▶ Your objective
From the listing below, extract every line containing "durante".

▶ Provided data

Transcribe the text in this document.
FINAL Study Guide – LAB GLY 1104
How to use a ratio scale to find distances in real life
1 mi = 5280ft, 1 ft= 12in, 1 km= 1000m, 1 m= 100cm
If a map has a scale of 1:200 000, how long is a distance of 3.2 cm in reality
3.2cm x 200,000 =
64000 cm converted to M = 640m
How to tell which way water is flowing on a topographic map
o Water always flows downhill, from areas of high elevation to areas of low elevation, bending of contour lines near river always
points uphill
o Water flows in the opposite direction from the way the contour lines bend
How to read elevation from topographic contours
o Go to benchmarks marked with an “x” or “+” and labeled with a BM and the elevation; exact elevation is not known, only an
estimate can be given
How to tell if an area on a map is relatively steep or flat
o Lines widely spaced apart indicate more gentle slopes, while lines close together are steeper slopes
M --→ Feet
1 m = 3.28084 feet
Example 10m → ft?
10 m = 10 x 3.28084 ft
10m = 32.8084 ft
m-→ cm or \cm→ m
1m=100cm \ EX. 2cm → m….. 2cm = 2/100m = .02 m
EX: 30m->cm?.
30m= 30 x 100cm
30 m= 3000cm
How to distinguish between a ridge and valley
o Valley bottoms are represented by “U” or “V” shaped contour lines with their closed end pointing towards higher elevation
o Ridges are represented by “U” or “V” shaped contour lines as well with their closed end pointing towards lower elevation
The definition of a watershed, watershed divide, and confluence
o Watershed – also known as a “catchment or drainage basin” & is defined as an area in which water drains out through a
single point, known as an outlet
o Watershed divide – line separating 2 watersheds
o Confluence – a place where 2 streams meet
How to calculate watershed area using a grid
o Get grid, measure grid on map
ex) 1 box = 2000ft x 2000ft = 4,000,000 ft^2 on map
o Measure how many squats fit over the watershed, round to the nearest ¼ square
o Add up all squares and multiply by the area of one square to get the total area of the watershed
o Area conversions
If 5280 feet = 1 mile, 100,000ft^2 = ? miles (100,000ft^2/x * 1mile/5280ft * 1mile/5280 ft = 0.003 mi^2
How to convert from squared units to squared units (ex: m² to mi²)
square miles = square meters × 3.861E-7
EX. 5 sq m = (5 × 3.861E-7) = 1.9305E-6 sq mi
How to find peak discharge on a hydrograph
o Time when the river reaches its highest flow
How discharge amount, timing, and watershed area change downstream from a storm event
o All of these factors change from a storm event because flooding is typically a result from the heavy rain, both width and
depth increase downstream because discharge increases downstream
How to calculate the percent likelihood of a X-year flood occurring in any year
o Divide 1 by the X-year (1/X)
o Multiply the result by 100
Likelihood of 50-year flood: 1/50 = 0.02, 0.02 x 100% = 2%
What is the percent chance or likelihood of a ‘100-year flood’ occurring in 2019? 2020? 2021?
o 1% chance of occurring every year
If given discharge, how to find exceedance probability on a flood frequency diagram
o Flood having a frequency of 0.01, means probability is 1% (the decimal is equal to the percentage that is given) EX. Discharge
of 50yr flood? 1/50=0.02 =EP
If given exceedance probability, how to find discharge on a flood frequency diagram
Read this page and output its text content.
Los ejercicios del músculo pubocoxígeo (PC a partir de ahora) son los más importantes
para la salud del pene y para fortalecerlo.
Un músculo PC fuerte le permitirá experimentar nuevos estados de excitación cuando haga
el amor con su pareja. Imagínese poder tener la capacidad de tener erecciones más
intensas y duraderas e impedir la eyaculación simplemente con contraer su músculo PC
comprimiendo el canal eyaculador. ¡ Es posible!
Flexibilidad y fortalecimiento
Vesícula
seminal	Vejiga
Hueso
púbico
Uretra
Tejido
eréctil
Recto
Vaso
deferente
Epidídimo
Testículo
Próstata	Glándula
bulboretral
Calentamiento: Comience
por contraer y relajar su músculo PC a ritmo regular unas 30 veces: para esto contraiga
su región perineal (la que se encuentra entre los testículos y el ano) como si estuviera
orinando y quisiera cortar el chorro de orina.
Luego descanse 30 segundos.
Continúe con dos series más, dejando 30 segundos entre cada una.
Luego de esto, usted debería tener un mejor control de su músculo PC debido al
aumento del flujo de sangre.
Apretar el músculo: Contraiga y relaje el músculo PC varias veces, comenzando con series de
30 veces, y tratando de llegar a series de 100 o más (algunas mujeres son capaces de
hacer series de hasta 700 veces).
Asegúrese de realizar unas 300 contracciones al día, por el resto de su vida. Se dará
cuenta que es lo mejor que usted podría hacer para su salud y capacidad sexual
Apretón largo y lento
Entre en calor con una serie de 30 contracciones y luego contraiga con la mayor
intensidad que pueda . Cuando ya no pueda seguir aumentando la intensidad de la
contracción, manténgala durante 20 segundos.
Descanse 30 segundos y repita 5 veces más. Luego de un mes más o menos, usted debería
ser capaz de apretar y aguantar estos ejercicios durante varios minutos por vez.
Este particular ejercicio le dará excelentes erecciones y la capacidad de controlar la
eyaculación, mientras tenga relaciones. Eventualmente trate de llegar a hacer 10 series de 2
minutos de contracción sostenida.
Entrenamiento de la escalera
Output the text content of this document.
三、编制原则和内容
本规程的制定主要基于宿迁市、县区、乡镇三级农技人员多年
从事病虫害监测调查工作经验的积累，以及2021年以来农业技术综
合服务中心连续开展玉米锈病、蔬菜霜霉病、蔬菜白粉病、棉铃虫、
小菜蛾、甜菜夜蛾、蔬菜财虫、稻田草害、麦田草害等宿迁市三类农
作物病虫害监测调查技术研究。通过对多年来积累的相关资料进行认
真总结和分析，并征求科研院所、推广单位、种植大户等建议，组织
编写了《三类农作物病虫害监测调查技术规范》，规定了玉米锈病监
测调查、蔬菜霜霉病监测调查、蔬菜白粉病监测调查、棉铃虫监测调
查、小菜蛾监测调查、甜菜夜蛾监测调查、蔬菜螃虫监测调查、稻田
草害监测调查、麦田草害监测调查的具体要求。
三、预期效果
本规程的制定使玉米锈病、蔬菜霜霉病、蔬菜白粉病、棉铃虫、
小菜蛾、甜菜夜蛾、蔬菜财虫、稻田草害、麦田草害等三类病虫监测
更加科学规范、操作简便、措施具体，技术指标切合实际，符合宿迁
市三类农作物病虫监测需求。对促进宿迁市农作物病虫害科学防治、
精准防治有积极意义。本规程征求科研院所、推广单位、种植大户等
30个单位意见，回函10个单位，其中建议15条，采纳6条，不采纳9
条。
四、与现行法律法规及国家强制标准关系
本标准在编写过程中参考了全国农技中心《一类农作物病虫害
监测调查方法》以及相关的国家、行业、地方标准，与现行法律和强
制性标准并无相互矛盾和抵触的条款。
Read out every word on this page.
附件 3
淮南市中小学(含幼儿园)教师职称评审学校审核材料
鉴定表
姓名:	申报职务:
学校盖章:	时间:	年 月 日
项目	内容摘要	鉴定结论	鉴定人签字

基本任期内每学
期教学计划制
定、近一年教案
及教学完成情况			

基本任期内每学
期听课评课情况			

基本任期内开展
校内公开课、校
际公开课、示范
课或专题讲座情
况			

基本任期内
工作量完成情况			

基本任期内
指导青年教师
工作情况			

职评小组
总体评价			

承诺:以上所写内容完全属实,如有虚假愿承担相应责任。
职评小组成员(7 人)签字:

▶ Result for this exercise
contracción, manténgala durante 20 segundos.
ser capaz de apretar y aguantar estos ejercicios durante varios minutos por vez.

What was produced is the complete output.